[Raw records]
* START *
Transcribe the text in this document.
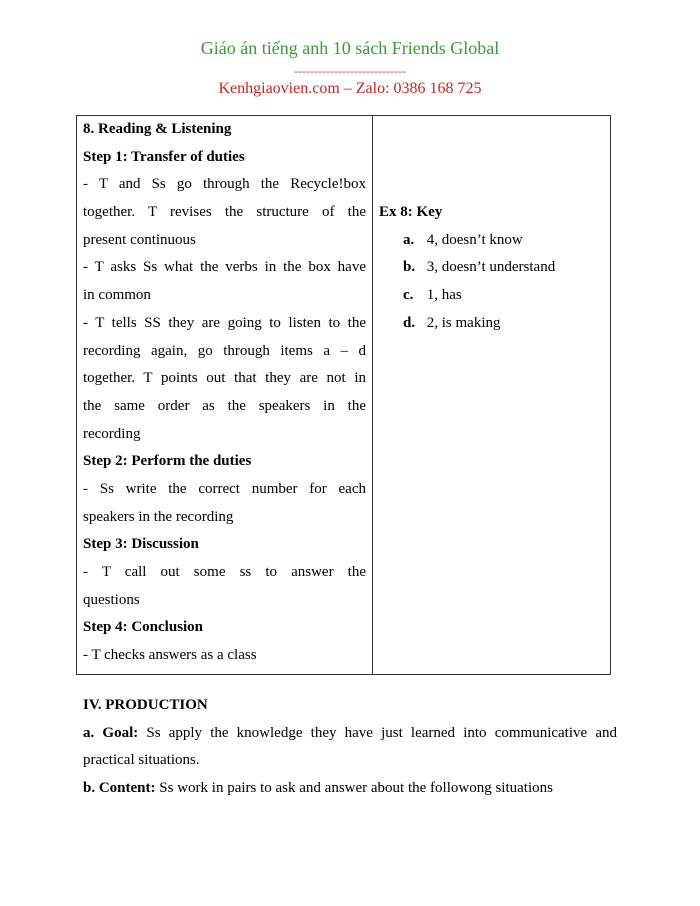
Giáo án tiếng anh 10 sách Friends Global
----------------------------
Kenhgiaovien.com – Zalo: 0386 168 725
8. Reading & Listening
Step 1: Transfer of duties
- T and Ss go through the Recycle!box
together. T revises the structure of the
present continuous
- T asks Ss what the verbs in the box have
in common
- T tells SS they are going to listen to the
recording again, go through items a – d
together. T points out that they are not in
the same order as the speakers in the
recording
Step 2: Perform the duties
- Ss write the correct number for each
speakers in the recording
Step 3: Discussion
- T call out some ss to answer the
questions
Step 4: Conclusion
- T checks answers as a class

Ex 8: Key
a. 4, doesn’t know
b. 3, doesn’t understand
c. 1, has
d. 2, is making
IV. PRODUCTION
a. Goal: Ss apply the knowledge they have just learned into communicative and
practical situations.
b. Content: Ss work in pairs to ask and answer about the followong situations
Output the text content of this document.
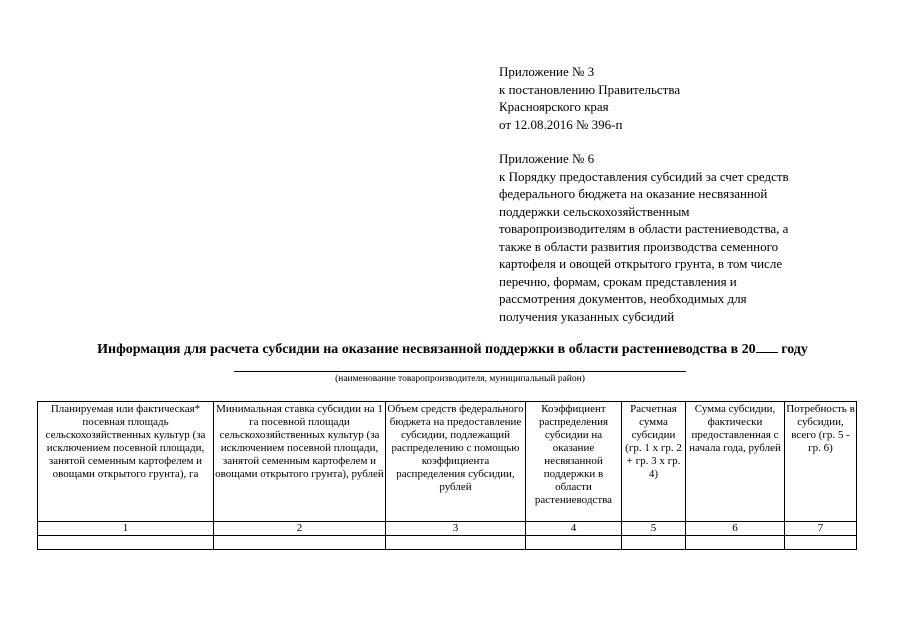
Приложение № 3
к постановлению Правительства
Красноярского края
от 12.08.2016 № 396-п
Приложение № 6
к Порядку предоставления субсидий за счет средств
федерального бюджета на оказание несвязанной
поддержки сельскохозяйственным
товаропроизводителям в области растениеводства, а
также в области развития производства семенного
картофеля и овощей открытого грунта, в том числе
перечню, формам, срокам представления и
рассмотрения документов, необходимых для
получения указанных субсидий
Информация для расчета субсидии на оказание несвязанной поддержки в области растениеводства в 20 году
(наименование товаропроизводителя, муниципальный район)
Планируемая или фактическая* посевная площадь сельскохозяйственных культур (за исключением посевной площади, занятой семенным картофелем и овощами открытого грунта), га	Минимальная ставка субсидии на 1 га посевной площади сельскохозяйственных культур (за исключением посевной площади, занятой семенным картофелем и овощами открытого грунта), рублей	Объем средств федерального бюджета на предоставление субсидии, подлежащий распределению с помощью коэффициента распределения субсидии, рублей	Коэффициент распределения субсидии на оказание несвязанной поддержки в области растениеводства	Расчетная сумма субсидии (гр. 1 х гр. 2 + гр. 3 х гр. 4)	Сумма субсидии, фактически предоставленная с начала года, рублей	Потребность в субсидии, всего (гр. 5 - гр. 6)
1	2	3	4	5	6	7
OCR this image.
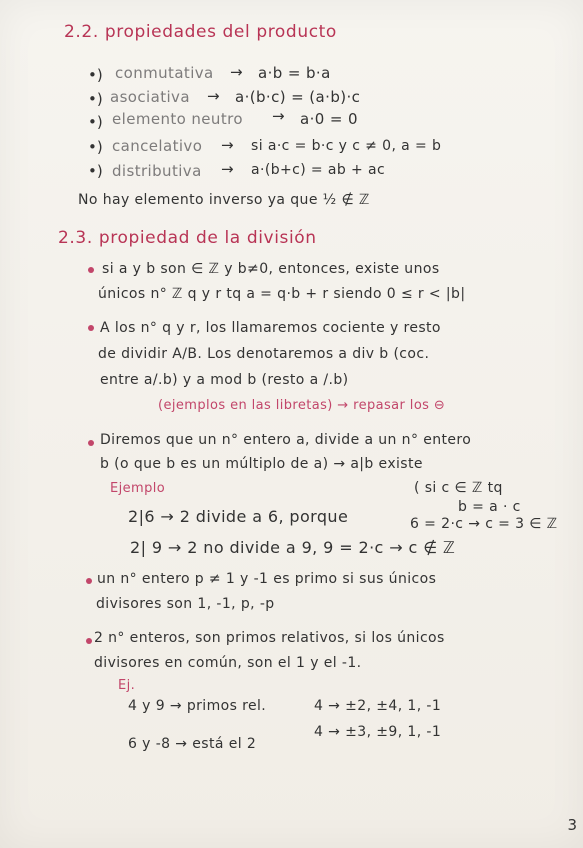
2.2. propiedades del producto
•) conmutativa → a·b = b·a
•) asociativa → a·(b·c) = (a·b)·c
•) elemento neutro → a·0 = 0
•) cancelativo → si a·c = b·c y c ≠ 0, a = b
•) distributiva → a·(b+c) = ab + ac
No hay elemento inverso ya que ½ ∉ ℤ
2.3. propiedad de la división
si a y b son ∈ ℤ y b≠0, entonces, existe unos
únicos n° ℤ q y r tq a = q·b + r siendo 0 ≤ r < |b|
A los n° q y r, los llamaremos cociente y resto
de dividir A/B. Los denotaremos a div b (coc.
entre a/.b) y a mod b (resto a /.b)
(ejemplos en las libretas) → repasar los ⊖
Diremos que un n° entero a, divide a un n° entero
b (o que b es un múltiplo de a) → a|b existe
Ejemplo	( si c ∈ ℤ tq
b = a · c
2|6 → 2 divide a 6, porque	6 = 2·c → c = 3 ∈ ℤ
2| 9 → 2 no divide a 9, 9 = 2·c → c ∉ ℤ
un n° entero p ≠ 1 y -1 es primo si sus únicos
divisores son 1, -1, p, -p
2 n° enteros, son primos relativos, si los únicos
divisores en común, son el 1 y el -1.
Ej.
4 y 9 → primos rel.	4 → ±2, ±4, 1, -1
4 → ±3, ±9, 1, -1
6 y -8 → está el 2
3
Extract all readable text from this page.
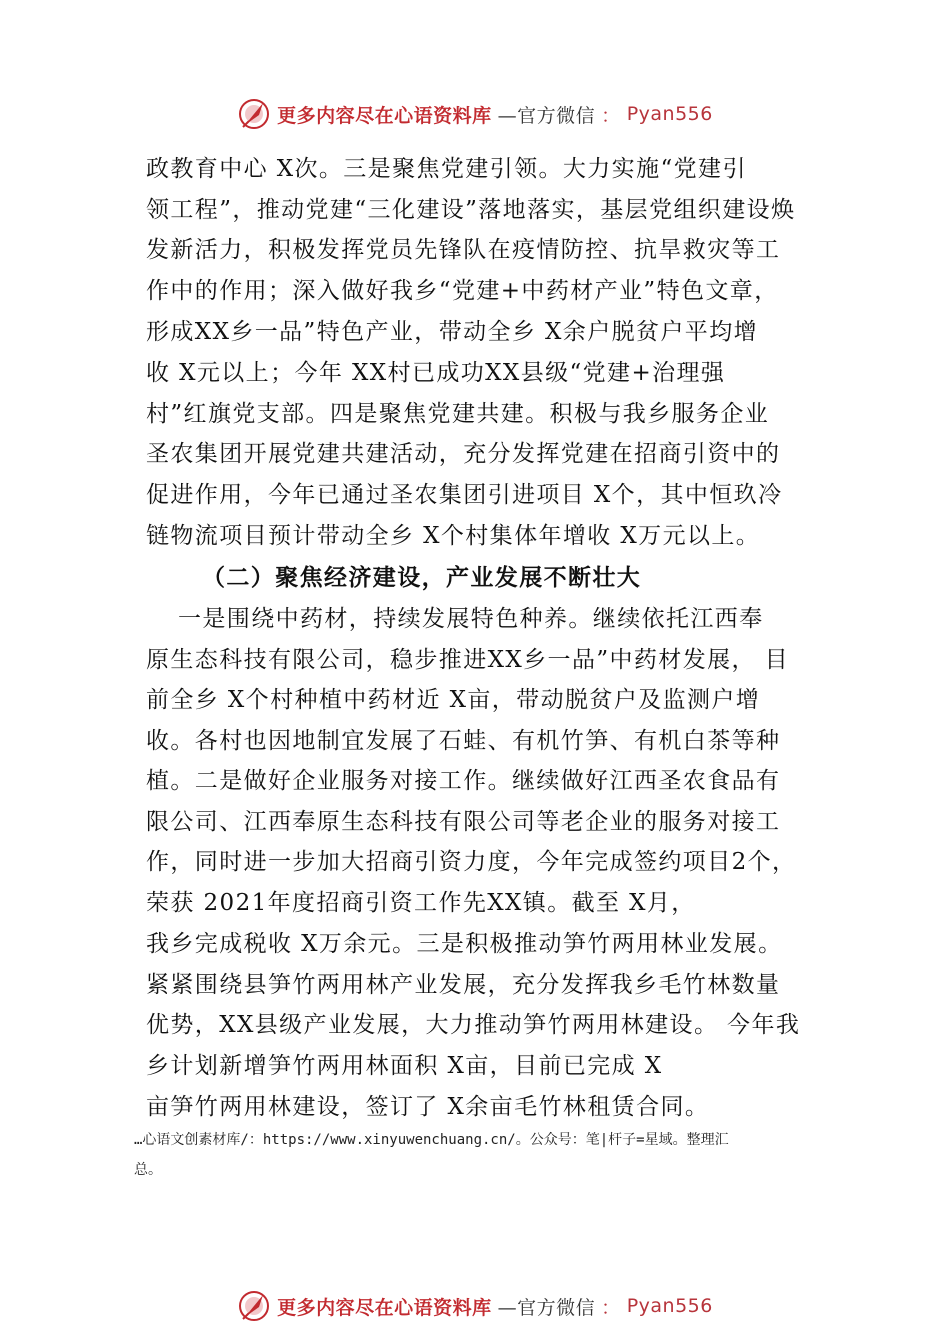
更多内容尽在心语资料库 —官方微信 ： Pyan556
政教育中心 X次。三是聚焦党建引领。大力实施“党建引
领工程”，推动党建“三化建设”落地落实，基层党组织建设焕
发新活力，积极发挥党员先锋队在疫情防控、抗旱救灾等工
作中的作用；深入做好我乡“党建+中药材产业”特色文章，
形成XX乡一品”特色产业，带动全乡 X余户脱贫户平均增
收 X元以上；今年 XX村已成功XX县级“党建+治理强
村”红旗党支部。四是聚焦党建共建。积极与我乡服务企业
圣农集团开展党建共建活动，充分发挥党建在招商引资中的
促进作用，今年已通过圣农集团引进项目 X个，其中恒玖冷
链物流项目预计带动全乡 X个村集体年增收 X万元以上。
（二）聚焦经济建设，产业发展不断壮大
一是围绕中药材，持续发展特色种养。继续依托江西奉
原生态科技有限公司，稳步推进XX乡一品”中药材发展， 目
前全乡 X个村种植中药材近 X亩，带动脱贫户及监测户增
收。各村也因地制宜发展了石蛙、有机竹笋、有机白茶等种
植。二是做好企业服务对接工作。继续做好江西圣农食品有
限公司、江西奉原生态科技有限公司等老企业的服务对接工
作，同时进一步加大招商引资力度，今年完成签约项目2个，
荣获 2021年度招商引资工作先XX镇。截至 X月，
我乡完成税收 X万余元。三是积极推动笋竹两用林业发展。
紧紧围绕县笋竹两用林产业发展，充分发挥我乡毛竹林数量
优势，XX县级产业发展，大力推动笋竹两用林建设。 今年我
乡计划新增笋竹两用林面积 X亩，目前已完成 X
亩笋竹两用林建设，签订了 X余亩毛竹林租赁合同。
…心语文创素材库/：https://www.xinyuwenchuang.cn/。公众号：笔|杆子=星域。整理汇
总。
更多内容尽在心语资料库 —官方微信 ： Pyan556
* END *
Aim of the exercise: Go through the entries above and output them exactly, without pictures.

Solution to this exercise:
Transcribe the text in this document.
Giáo án tiếng anh 10 sách Friends Global
----------------------------
Kenhgiaovien.com – Zalo: 0386 168 725
8. Reading & Listening
Step 1: Transfer of duties
- T and Ss go through the Recycle!box
together. T revises the structure of the
present continuous
- T asks Ss what the verbs in the box have
in common
- T tells SS they are going to listen to the
recording again, go through items a – d
together. T points out that they are not in
the same order as the speakers in the
recording
Step 2: Perform the duties
- Ss write the correct number for each
speakers in the recording
Step 3: Discussion
- T call out some ss to answer the
questions
Step 4: Conclusion
- T checks answers as a class

Ex 8: Key
a. 4, doesn’t know
b. 3, doesn’t understand
c. 1, has
d. 2, is making
IV. PRODUCTION
a. Goal: Ss apply the knowledge they have just learned into communicative and
practical situations.
b. Content: Ss work in pairs to ask and answer about the followong situations
Output the text content of this document.
Приложение № 3
к постановлению Правительства
Красноярского края
от 12.08.2016 № 396-п
Приложение № 6
к Порядку предоставления субсидий за счет средств
федерального бюджета на оказание несвязанной
поддержки сельскохозяйственным
товаропроизводителям в области растениеводства, а
также в области развития производства семенного
картофеля и овощей открытого грунта, в том числе
перечню, формам, срокам представления и
рассмотрения документов, необходимых для
получения указанных субсидий
Информация для расчета субсидии на оказание несвязанной поддержки в области растениеводства в 20 году
(наименование товаропроизводителя, муниципальный район)
Планируемая или фактическая* посевная площадь сельскохозяйственных культур (за исключением посевной площади, занятой семенным картофелем и овощами открытого грунта), га	Минимальная ставка субсидии на 1 га посевной площади сельскохозяйственных культур (за исключением посевной площади, занятой семенным картофелем и овощами открытого грунта), рублей	Объем средств федерального бюджета на предоставление субсидии, подлежащий распределению с помощью коэффициента распределения субсидии, рублей	Коэффициент распределения субсидии на оказание несвязанной поддержки в области растениеводства	Расчетная сумма субсидии (гр. 1 х гр. 2 + гр. 3 х гр. 4)	Сумма субсидии, фактически предоставленная с начала года, рублей	Потребность в субсидии, всего (гр. 5 - гр. 6)
1	2	3	4	5	6	7
OCR this image.
2.2. propiedades del producto
•) conmutativa → a·b = b·a
•) asociativa → a·(b·c) = (a·b)·c
•) elemento neutro → a·0 = 0
•) cancelativo → si a·c = b·c y c ≠ 0, a = b
•) distributiva → a·(b+c) = ab + ac
No hay elemento inverso ya que ½ ∉ ℤ
2.3. propiedad de la división
si a y b son ∈ ℤ y b≠0, entonces, existe unos
únicos n° ℤ q y r tq a = q·b + r siendo 0 ≤ r < |b|
A los n° q y r, los llamaremos cociente y resto
de dividir A/B. Los denotaremos a div b (coc.
entre a/.b) y a mod b (resto a /.b)
(ejemplos en las libretas) → repasar los ⊖
Diremos que un n° entero a, divide a un n° entero
b (o que b es un múltiplo de a) → a|b existe
Ejemplo	( si c ∈ ℤ tq
b = a · c
2|6 → 2 divide a 6, porque	6 = 2·c → c = 3 ∈ ℤ
2| 9 → 2 no divide a 9, 9 = 2·c → c ∉ ℤ
un n° entero p ≠ 1 y -1 es primo si sus únicos
divisores son 1, -1, p, -p
2 n° enteros, son primos relativos, si los únicos
divisores en común, son el 1 y el -1.
Ej.
4 y 9 → primos rel.	4 → ±2, ±4, 1, -1
4 → ±3, ±9, 1, -1
6 y -8 → está el 2
3
Extract all readable text from this page.
更多内容尽在心语资料库 —官方微信 ： Pyan556
政教育中心 X次。三是聚焦党建引领。大力实施“党建引
领工程”，推动党建“三化建设”落地落实，基层党组织建设焕
发新活力，积极发挥党员先锋队在疫情防控、抗旱救灾等工
作中的作用；深入做好我乡“党建+中药材产业”特色文章，
形成XX乡一品”特色产业，带动全乡 X余户脱贫户平均增
收 X元以上；今年 XX村已成功XX县级“党建+治理强
村”红旗党支部。四是聚焦党建共建。积极与我乡服务企业
圣农集团开展党建共建活动，充分发挥党建在招商引资中的
促进作用，今年已通过圣农集团引进项目 X个，其中恒玖冷
链物流项目预计带动全乡 X个村集体年增收 X万元以上。
（二）聚焦经济建设，产业发展不断壮大
一是围绕中药材，持续发展特色种养。继续依托江西奉
原生态科技有限公司，稳步推进XX乡一品”中药材发展， 目
前全乡 X个村种植中药材近 X亩，带动脱贫户及监测户增
收。各村也因地制宜发展了石蛙、有机竹笋、有机白茶等种
植。二是做好企业服务对接工作。继续做好江西圣农食品有
限公司、江西奉原生态科技有限公司等老企业的服务对接工
作，同时进一步加大招商引资力度，今年完成签约项目2个，
荣获 2021年度招商引资工作先XX镇。截至 X月，
我乡完成税收 X万余元。三是积极推动笋竹两用林业发展。
紧紧围绕县笋竹两用林产业发展，充分发挥我乡毛竹林数量
优势，XX县级产业发展，大力推动笋竹两用林建设。 今年我
乡计划新增笋竹两用林面积 X亩，目前已完成 X
亩笋竹两用林建设，签订了 X余亩毛竹林租赁合同。
…心语文创素材库/：https://www.xinyuwenchuang.cn/。公众号：笔|杆子=星域。整理汇
总。
更多内容尽在心语资料库 —官方微信 ： Pyan556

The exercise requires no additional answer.